> **SELECTED TEXT**
The trick, which your professor should have told you, is to multiply top and bottom by the complex conjugate of the bottom …

that makes the bottom real! :wink:
 
  • #3
Hmm, I actually tried that before and got a whole jumble that I couldn't realistically do much with. Perhaps I missed something, I'll try it again.

Thanks!
 
  • #4
Not quite getting anything I expected.

For c) I get [itex]\frac{x^{2}+y^{2}-x-iy}{x^{2}+y^{2}-2x+1}[/itex] = 0

Which does not look like anything I can simplify to something meaningful. What have I done wrong?
 
  • #5
NewtonianAlch said:
Not quite getting anything I expected.

For c) I get [itex]\frac{x^{2}+y^{2}-x-iy}{x^{2}+y^{2}-2x+1}[/itex] = 0

Which does not look like anything I can simplify to something meaningful. What have I done wrong?

Your answer is fine except for the -iy term on the top, there shouldn't be any imaginary terms in this fraction.

So now you have that equation equal to 0. Your goal is to find out what kind of equation this is. You need to do a little bit of algebra to solve for it, the answer actually comes out to a nice looking formula. Be warned that you need to throw out one of the solutions to the final equation when you finally solve for it (why?).

> **ITEMS**
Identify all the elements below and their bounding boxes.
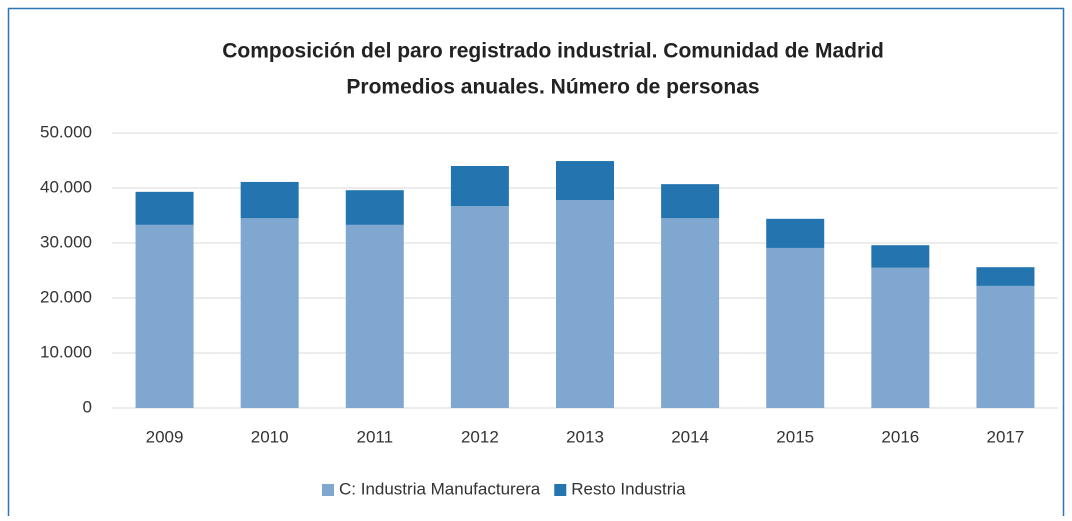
legend-label: C: Industria Manufacturera — [339, 479, 541, 498]
bar-segment — [240, 181, 299, 219]
bar-segment — [976, 267, 1035, 286]
y-tick-label: 20.000 — [40, 287, 92, 306]
bar-segment — [240, 218, 299, 408]
bar-segment — [135, 191, 194, 225]
x-tick-label: 2017 — [987, 427, 1025, 446]
x-tick-label: 2011 — [356, 427, 393, 446]
y-tick-label: 50.000 — [40, 122, 92, 141]
bar-segment — [135, 224, 194, 408]
bar-segment — [871, 245, 930, 268]
bar-segment — [766, 218, 825, 248]
bar-segment — [976, 285, 1035, 408]
bar-segment — [661, 184, 720, 219]
bar-segment — [345, 224, 404, 408]
x-tick-label: 2010 — [251, 427, 289, 446]
bar-segment — [556, 161, 614, 201]
chart-subtitle: Promedios anuales. Número de personas — [346, 76, 759, 99]
x-tick-label: 2016 — [881, 427, 919, 446]
x-tick-label: 2009 — [146, 427, 184, 446]
x-tick-label: 2012 — [461, 427, 499, 446]
legend-label: Resto Industria — [571, 479, 686, 498]
bar-segment — [766, 247, 825, 408]
legend-swatch — [322, 484, 334, 496]
y-tick-label: 30.000 — [40, 232, 92, 251]
x-tick-label: 2015 — [776, 427, 814, 446]
y-tick-label: 40.000 — [40, 177, 92, 196]
bar-segment — [661, 218, 720, 408]
bar-segment — [450, 206, 509, 408]
bar-segment — [450, 166, 509, 207]
chart-title: Composición del paro registrado industri… — [222, 40, 884, 63]
x-tick-label: 2014 — [671, 427, 709, 446]
bar-segment — [556, 200, 614, 408]
bar-segment — [345, 190, 404, 225]
y-tick-label: 10.000 — [40, 342, 92, 361]
y-tick-label: 0 — [83, 397, 92, 416]
bar-segment — [871, 267, 930, 408]
x-tick-label: 2013 — [566, 427, 604, 446]
legend-swatch — [554, 484, 567, 496]
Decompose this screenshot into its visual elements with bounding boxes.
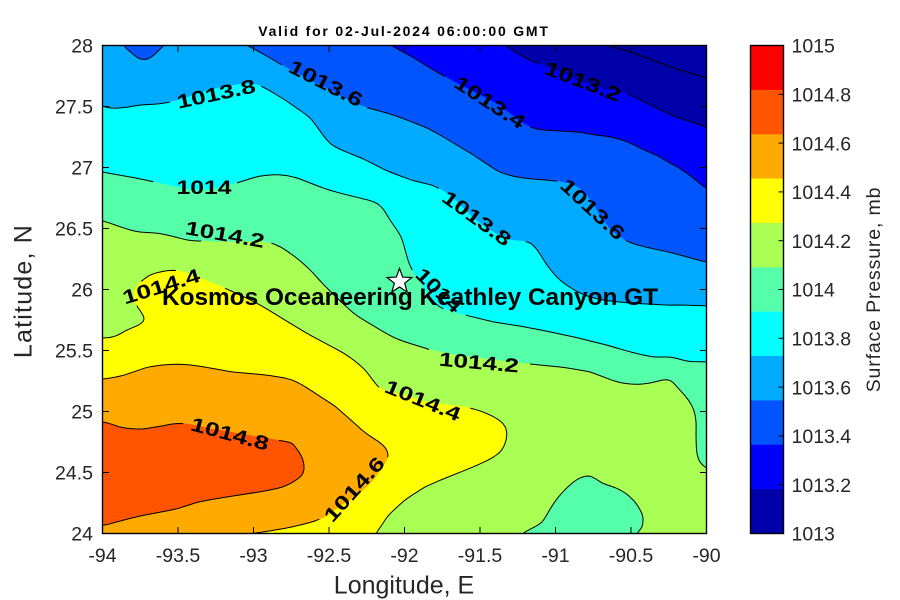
svg-text:-93.5: -93.5 [156,545,201,567]
svg-text:-90.5: -90.5 [609,545,654,567]
svg-text:1014: 1014 [792,280,836,302]
svg-text:-91: -91 [541,545,569,567]
svg-text:24.5: 24.5 [55,463,93,485]
svg-text:-92.5: -92.5 [307,545,352,567]
svg-text:1013: 1013 [792,524,835,546]
svg-text:26.5: 26.5 [55,219,93,241]
svg-text:24: 24 [71,524,93,546]
svg-text:-92: -92 [390,545,418,567]
svg-text:1014.6: 1014.6 [792,133,852,155]
svg-text:Valid for 02-Jul-2024 06:00:00: Valid for 02-Jul-2024 06:00:00 GMT [258,23,550,39]
svg-text:-94: -94 [88,545,116,567]
svg-text:25.5: 25.5 [55,341,93,363]
svg-text:1013.6: 1013.6 [792,377,852,399]
svg-text:1014.8: 1014.8 [792,85,852,107]
svg-text:25: 25 [71,402,93,424]
svg-text:1013.2: 1013.2 [792,475,852,497]
svg-text:Kosmos Oceaneering Keathley Ca: Kosmos Oceaneering Keathley Canyon GT [162,284,658,311]
svg-text:1013.8: 1013.8 [792,329,852,351]
svg-text:1014.4: 1014.4 [792,182,852,204]
svg-text:27: 27 [71,158,93,180]
svg-text:Surface Pressure, mb: Surface Pressure, mb [863,187,885,393]
svg-text:1015: 1015 [792,36,836,58]
svg-text:28: 28 [71,36,93,58]
svg-text:-90: -90 [692,545,720,567]
svg-text:1014.2: 1014.2 [792,231,852,253]
svg-text:1014: 1014 [177,177,232,199]
svg-text:27.5: 27.5 [55,97,93,119]
svg-text:Latitude, N: Latitude, N [10,224,38,358]
svg-text:-93: -93 [239,545,267,567]
svg-text:Longitude, E: Longitude, E [334,572,474,600]
svg-text:1013.4: 1013.4 [792,426,852,448]
svg-text:-91.5: -91.5 [458,545,503,567]
svg-text:26: 26 [71,280,93,302]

> **STATED PROBLEM A**
Based on the forum thread, decide whether each statement agrees with it, answering yes or no and quoting the words that settle it: (i) The reply in #5 says the -iy term in the numerator should not be there. (ii) The poster in #3 had not tried multiplying by the conjugate before. (iii) The reply in #5 says every solution of the final equation should be kept.
> **STATED PROBLEM B**
Lay out as a Markdown table with columns Row and Line the lines of the listing starting at the line containing "legend-label: C: Industria" and ending at the line containing "bar-segment — [450, 166, 509, 207]", both included, leaving out blank lines.
The forum thread and the listing are separate, unrelated material.

> **FINAL RESULT A**
(i) Yes: "Your answer is fine except for the -iy term on the top, there shouldn't be any imaginary terms in this fraction."
(ii) No: "Hmm, I actually tried that before and got a whole jumble that I couldn't realistically do much with."
(iii) No: "Be warned that you need to throw out one of the solutions to the final equation when you finally solve for it (why?)."

> **FINAL RESULT B**
| Row | Line |
|---|---|
| 1 | legend-label: C: Industria Manufacturera — [339, 479, 541, 498] |
| 2 | bar-segment — [240, 181, 299, 219] |
| 3 | bar-segment — [976, 267, 1035, 286] |
| 4 | y-tick-label: 20.000 — [40, 287, 92, 306] |
| 5 | bar-segment — [240, 218, 299, 408] |
| 6 | bar-segment — [135, 191, 194, 225] |
| 7 | x-tick-label: 2017 — [987, 427, 1025, 446] |
| 8 | x-tick-label: 2011 — [356, 427, 393, 446] |
| 9 | y-tick-label: 50.000 — [40, 122, 92, 141] |
| 10 | bar-segment — [135, 224, 194, 408] |
| 11 | bar-segment — [871, 245, 930, 268] |
| 12 | bar-segment — [766, 218, 825, 248] |
| 13 | bar-segment — [976, 285, 1035, 408] |
| 14 | bar-segment — [661, 184, 720, 219] |
| 15 | bar-segment — [345, 224, 404, 408] |
| 16 | x-tick-label: 2010 — [251, 427, 289, 446] |
| 17 | bar-segment — [556, 161, 614, 201] |
| 18 | chart-subtitle: Promedios anuales. Número de personas — [346, 76, 759, 99] |
| 19 | x-tick-label: 2016 — [881, 427, 919, 446] |
| 20 | x-tick-label: 2009 — [146, 427, 184, 446] |
| 21 | x-tick-label: 2012 — [461, 427, 499, 446] |
| 22 | legend-label: Resto Industria — [571, 479, 686, 498] |
| 23 | bar-segment — [766, 247, 825, 408] |
| 24 | legend-swatch — [322, 484, 334, 496] |
| 25 | y-tick-label: 30.000 — [40, 232, 92, 251] |
| 26 | x-tick-label: 2015 — [776, 427, 814, 446] |
| 27 | y-tick-label: 40.000 — [40, 177, 92, 196] |
| 28 | bar-segment — [661, 218, 720, 408] |
| 29 | bar-segment — [450, 206, 509, 408] |
| 30 | bar-segment — [450, 166, 509, 207] |